WORK ORDER
Which lines in the data below contain the word "creo"? Pull each of them out.

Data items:
● ● ● ●

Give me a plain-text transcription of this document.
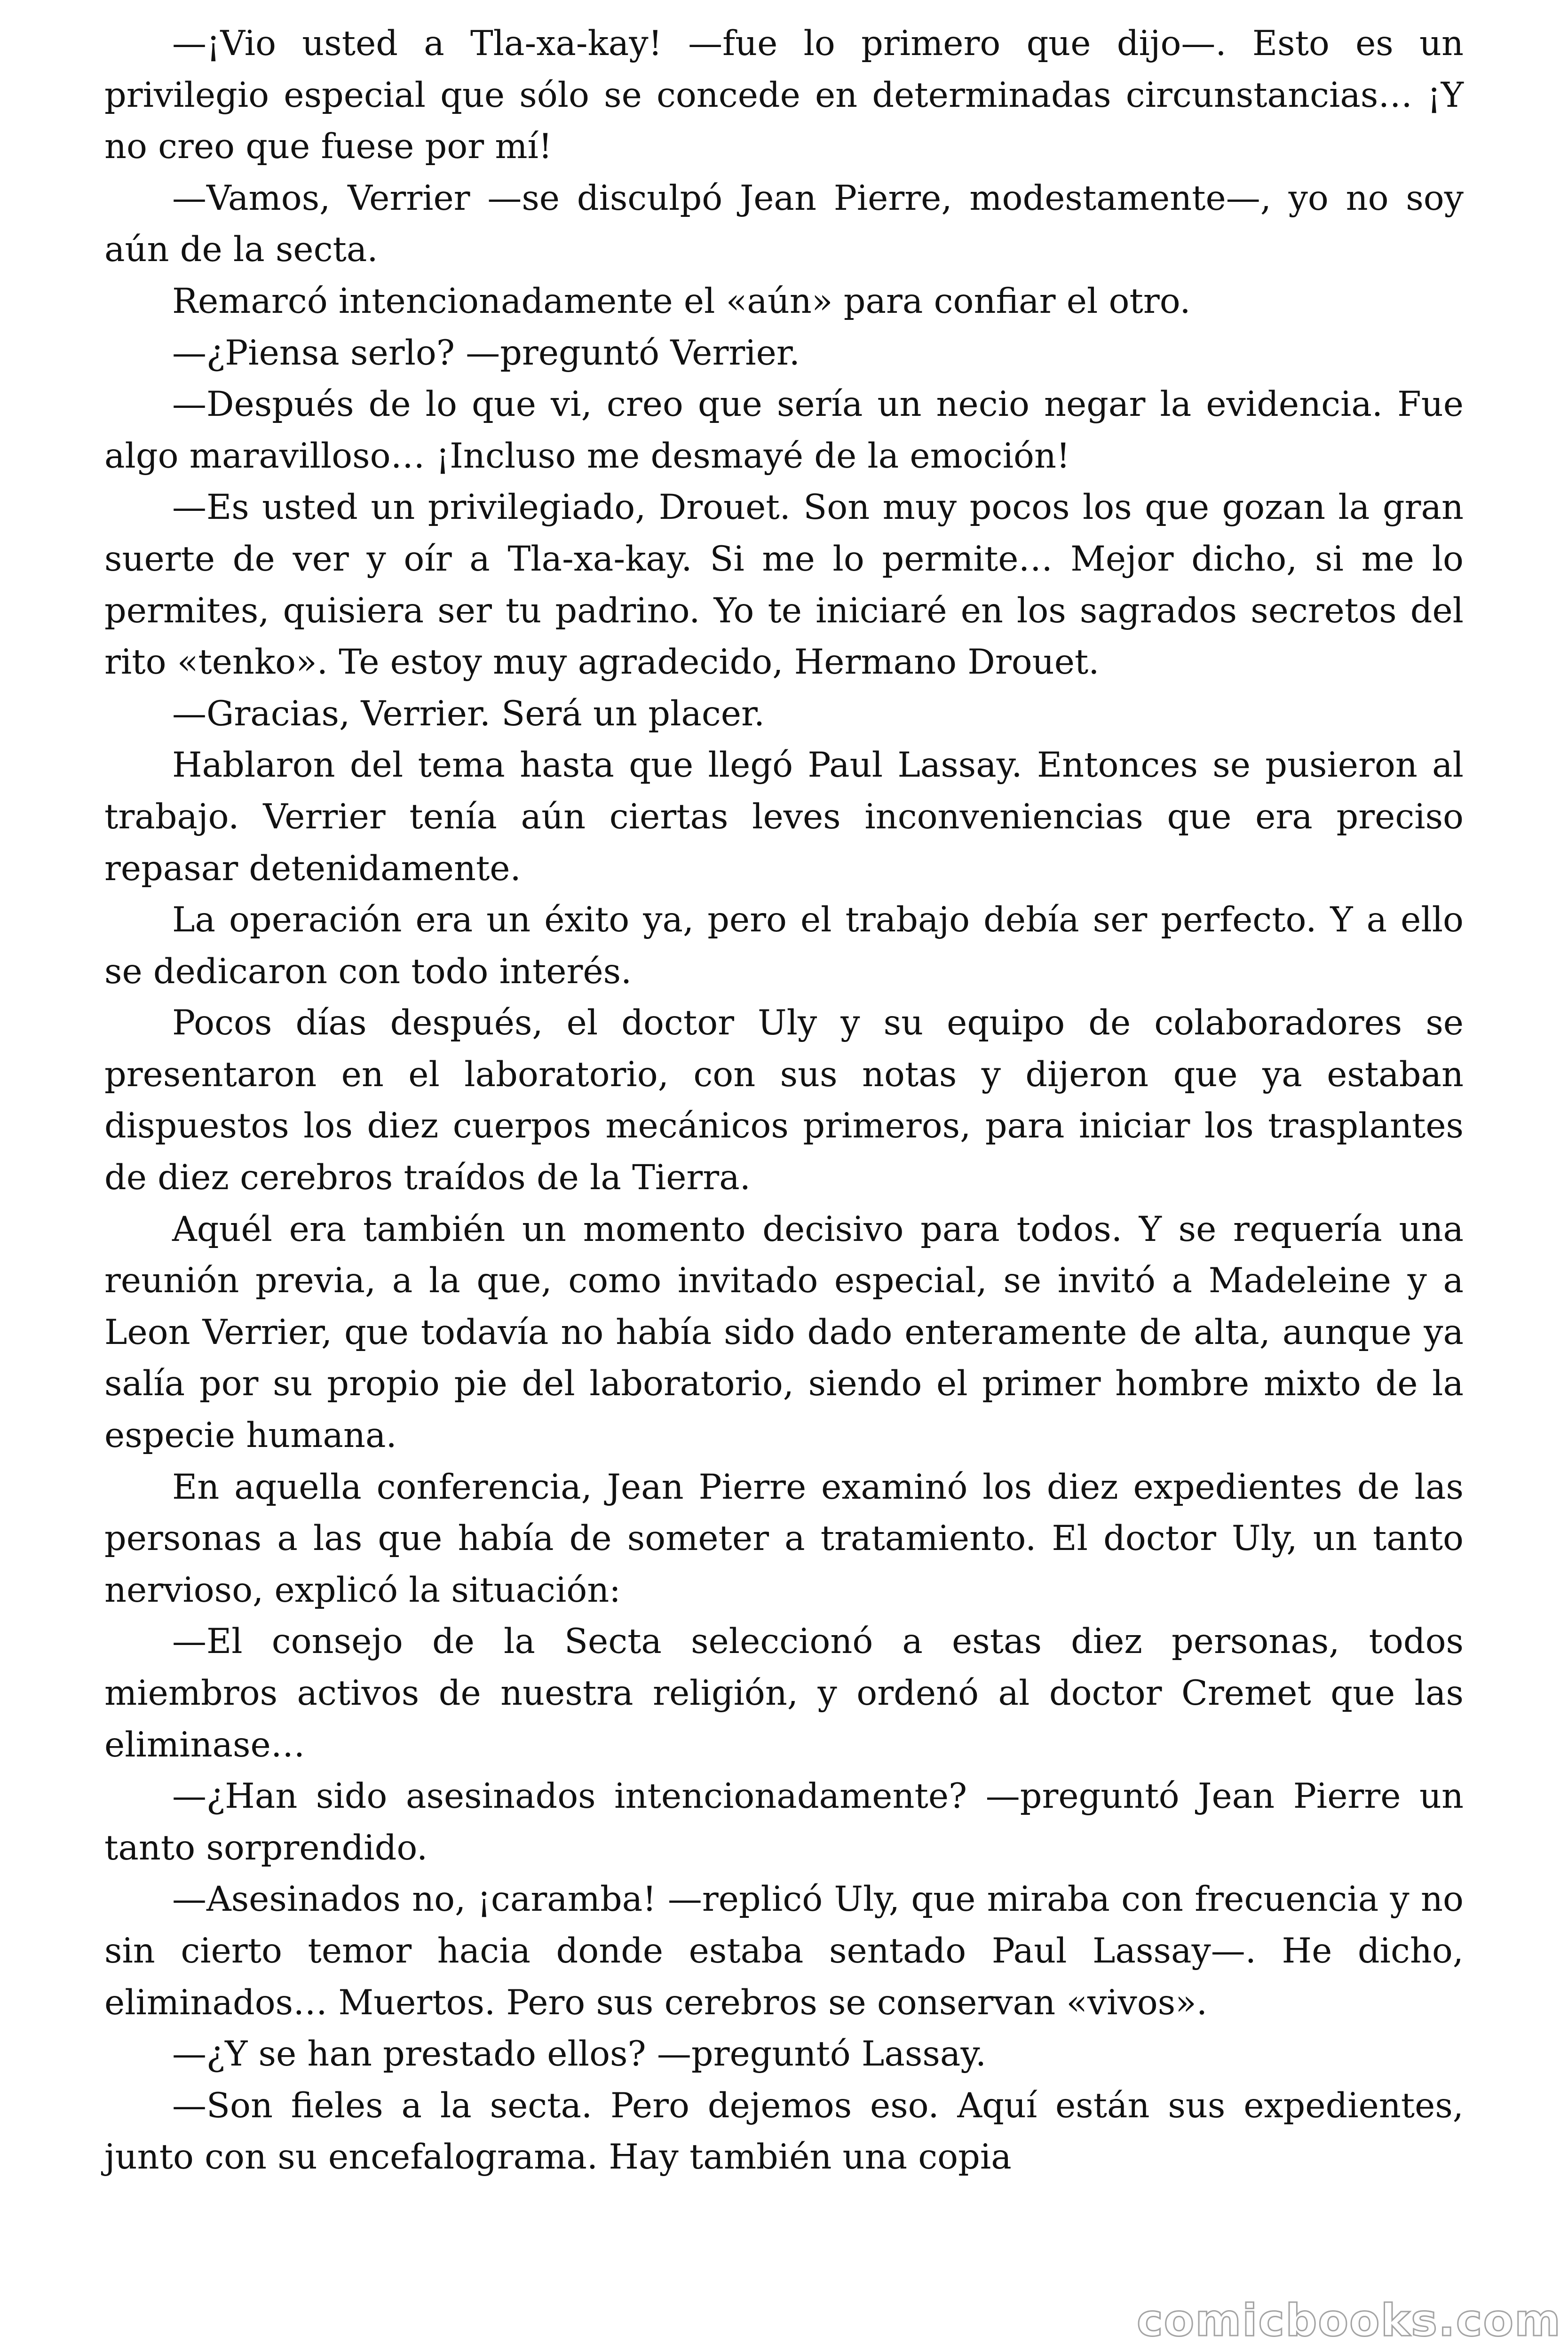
—¡Vio usted a Tla-xa-kay! —fue lo primero que dijo—. Esto es un privilegio especial que sólo se concede en determinadas circunstancias… ¡Y no creo que fuese por mí!

—Vamos, Verrier —se disculpó Jean Pierre, modestamente—, yo no soy aún de la secta.

Remarcó intencionadamente el «aún» para confiar el otro.

—¿Piensa serlo? —preguntó Verrier.

—Después de lo que vi, creo que sería un necio negar la evidencia. Fue algo maravilloso… ¡Incluso me desmayé de la emoción!

—Es usted un privilegiado, Drouet. Son muy pocos los que gozan la gran suerte de ver y oír a Tla-xa-kay. Si me lo permite… Mejor dicho, si me lo permites, quisiera ser tu padrino. Yo te iniciaré en los sagrados secretos del rito «tenko». Te estoy muy agradecido, Hermano Drouet.

—Gracias, Verrier. Será un placer.

Hablaron del tema hasta que llegó Paul Lassay. Entonces se pusieron al trabajo. Verrier tenía aún ciertas leves inconveniencias que era preciso repasar detenidamente.

La operación era un éxito ya, pero el trabajo debía ser perfecto. Y a ello se dedicaron con todo interés.

Pocos días después, el doctor Uly y su equipo de colaboradores se presentaron en el laboratorio, con sus notas y dijeron que ya estaban dispuestos los diez cuerpos mecánicos primeros, para iniciar los trasplantes de diez cerebros traídos de la Tierra.

Aquél era también un momento decisivo para todos. Y se requería una reunión previa, a la que, como invitado especial, se invitó a Madeleine y a Leon Verrier, que todavía no había sido dado enteramente de alta, aunque ya salía por su propio pie del laboratorio, siendo el primer hombre mixto de la especie humana.

En aquella conferencia, Jean Pierre examinó los diez expedientes de las personas a las que había de someter a tratamiento. El doctor Uly, un tanto nervioso, explicó la situación:

—El consejo de la Secta seleccionó a estas diez personas, todos miembros activos de nuestra religión, y ordenó al doctor Cremet que las eliminase…

—¿Han sido asesinados intencionadamente? —preguntó Jean Pierre un tanto sorprendido.

—Asesinados no, ¡caramba! —replicó Uly, que miraba con frecuencia y no sin cierto temor hacia donde estaba sentado Paul Lassay—. He dicho, eliminados… Muertos. Pero sus cerebros se conservan «vivos».

—¿Y se han prestado ellos? —preguntó Lassay.

—Son fieles a la secta. Pero dejemos eso. Aquí están sus expedientes, junto con su encefalograma. Hay también una copia

comicbooks.com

● ● ● ●

TASK SOLUTION
—¡Vio usted a Tla-xa-kay! —fue lo primero que dijo—. Esto es un privilegio especial que sólo se concede en determinadas circunstancias… ¡Y no creo que fuese por mí!
—Después de lo que vi, creo que sería un necio negar la evidencia. Fue algo maravilloso… ¡Incluso me desmayé de la emoción!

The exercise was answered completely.